> _Records_:

□ □ □

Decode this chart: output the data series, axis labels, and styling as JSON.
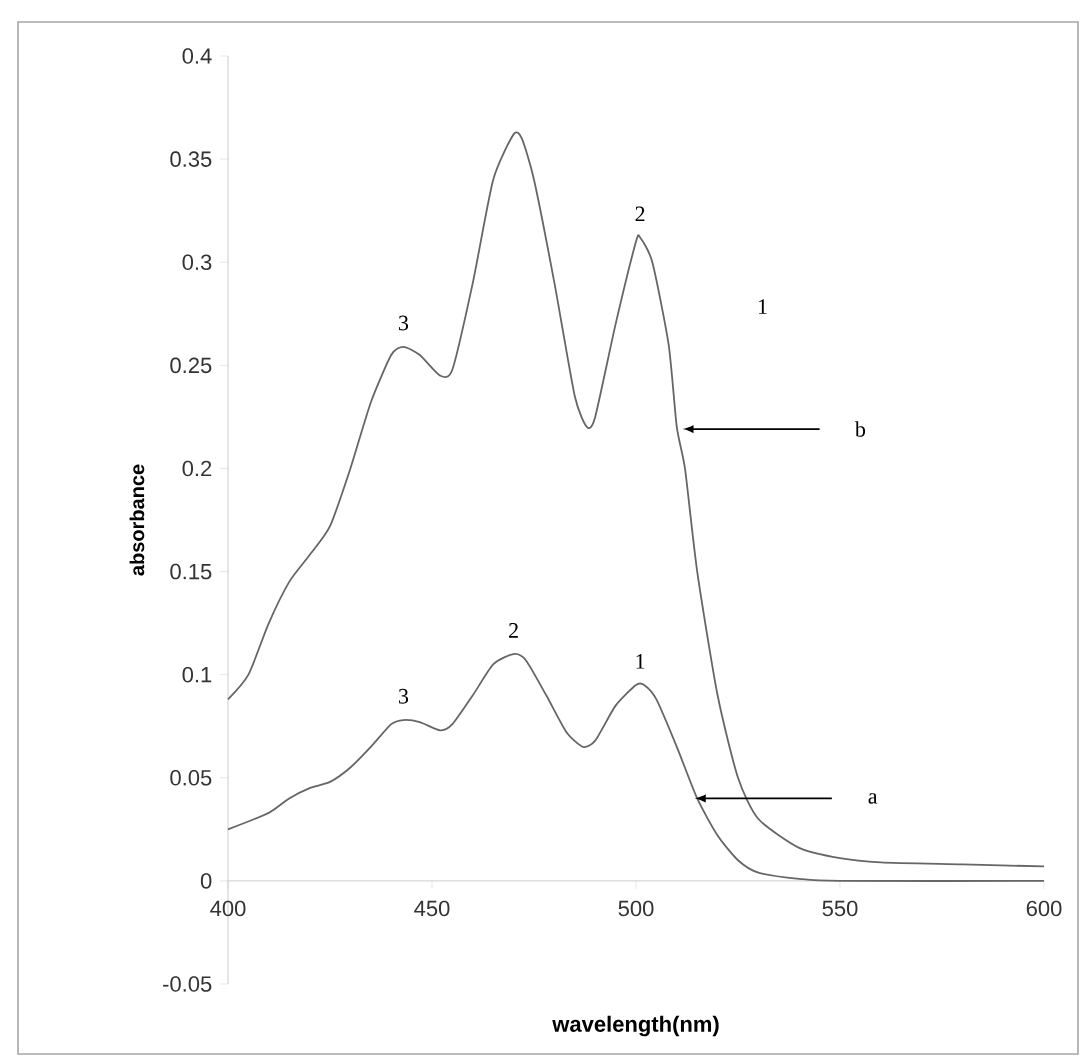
{
  "chart_data": {
    "type": "line",
    "xlabel": "wavelength(nm)",
    "ylabel": "absorbance",
    "xlim": [
      400,
      600
    ],
    "ylim": [
      -0.05,
      0.4
    ],
    "xticks": [
      400,
      450,
      500,
      550,
      600
    ],
    "yticks": [
      -0.05,
      0,
      0.05,
      0.1,
      0.15,
      0.2,
      0.25,
      0.3,
      0.35,
      0.4
    ],
    "marker": "none",
    "line_style": "solid",
    "series": [
      {
        "color": "#666666",
        "x": [
          400,
          405,
          410,
          415,
          420,
          425,
          430,
          435,
          440,
          443,
          447,
          452,
          455,
          460,
          465,
          470,
          472,
          475,
          480,
          485,
          488,
          490,
          495,
          500,
          501,
          504,
          508,
          510,
          512,
          515,
          520,
          525,
          530,
          540,
          550,
          560,
          580,
          600
        ],
        "values": [
          0.088,
          0.1,
          0.125,
          0.145,
          0.158,
          0.172,
          0.2,
          0.232,
          0.255,
          0.259,
          0.255,
          0.245,
          0.248,
          0.29,
          0.34,
          0.362,
          0.36,
          0.34,
          0.29,
          0.235,
          0.22,
          0.225,
          0.27,
          0.31,
          0.312,
          0.3,
          0.26,
          0.22,
          0.2,
          0.15,
          0.09,
          0.05,
          0.03,
          0.016,
          0.011,
          0.009,
          0.008,
          0.007
        ]
      },
      {
        "color": "#666666",
        "x": [
          400,
          410,
          415,
          420,
          425,
          430,
          435,
          440,
          443,
          447,
          452,
          455,
          460,
          465,
          470,
          473,
          478,
          483,
          487,
          490,
          495,
          500,
          502,
          505,
          510,
          515,
          520,
          525,
          530,
          540,
          550,
          600
        ],
        "values": [
          0.025,
          0.033,
          0.04,
          0.045,
          0.048,
          0.055,
          0.065,
          0.076,
          0.078,
          0.077,
          0.073,
          0.076,
          0.09,
          0.105,
          0.11,
          0.107,
          0.09,
          0.072,
          0.065,
          0.068,
          0.085,
          0.095,
          0.095,
          0.088,
          0.065,
          0.04,
          0.022,
          0.01,
          0.004,
          0.001,
          0,
          0
        ]
      }
    ],
    "annotations": [
      {
        "text": "3",
        "x": 443,
        "y": 0.259
      },
      {
        "text": "2",
        "x": 501,
        "y": 0.312
      },
      "1",
      {
        "text": "3",
        "x": 443,
        "y": 0.078
      },
      {
        "text": "2",
        "x": 470,
        "y": 0.11
      },
      {
        "text": "1",
        "x": 501,
        "y": 0.095
      },
      "b",
      "a"
    ]
  }
}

□ □ □

> _Your goal_: Which lines in the data above contain "series"? Show each one.

> _The response_:
Decode this chart: output the data series, axis labels, and styling as JSON.
    "series": [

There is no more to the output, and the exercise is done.